>> BEGIN Material

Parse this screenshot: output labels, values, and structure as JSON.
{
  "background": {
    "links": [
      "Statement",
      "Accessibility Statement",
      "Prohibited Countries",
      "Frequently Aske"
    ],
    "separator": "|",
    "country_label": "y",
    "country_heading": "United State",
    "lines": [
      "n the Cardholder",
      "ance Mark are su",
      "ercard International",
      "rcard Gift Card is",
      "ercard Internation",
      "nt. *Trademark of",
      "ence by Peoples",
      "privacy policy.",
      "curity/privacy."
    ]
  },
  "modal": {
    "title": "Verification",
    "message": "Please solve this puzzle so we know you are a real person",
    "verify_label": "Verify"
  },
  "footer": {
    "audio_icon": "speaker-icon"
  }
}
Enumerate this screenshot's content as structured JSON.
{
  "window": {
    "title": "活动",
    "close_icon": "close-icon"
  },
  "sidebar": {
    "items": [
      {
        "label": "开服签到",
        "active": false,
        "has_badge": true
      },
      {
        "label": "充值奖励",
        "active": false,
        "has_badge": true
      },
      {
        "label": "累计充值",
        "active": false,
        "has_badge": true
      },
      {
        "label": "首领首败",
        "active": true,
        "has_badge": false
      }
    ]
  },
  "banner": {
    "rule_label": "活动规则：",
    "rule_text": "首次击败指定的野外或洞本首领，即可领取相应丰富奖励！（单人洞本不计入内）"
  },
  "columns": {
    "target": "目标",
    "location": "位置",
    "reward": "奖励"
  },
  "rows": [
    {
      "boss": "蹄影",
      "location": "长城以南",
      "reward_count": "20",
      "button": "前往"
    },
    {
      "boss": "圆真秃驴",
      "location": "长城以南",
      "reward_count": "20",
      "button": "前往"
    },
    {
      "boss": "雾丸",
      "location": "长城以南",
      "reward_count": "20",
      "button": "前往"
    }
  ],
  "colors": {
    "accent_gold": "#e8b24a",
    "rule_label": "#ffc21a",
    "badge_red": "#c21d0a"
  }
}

>> END Material

Search the lines for the string "JSON" and copy every line that has it.

[Expected answer]
Parse this screenshot: output labels, values, and structure as JSON.
Enumerate this screenshot's content as structured JSON.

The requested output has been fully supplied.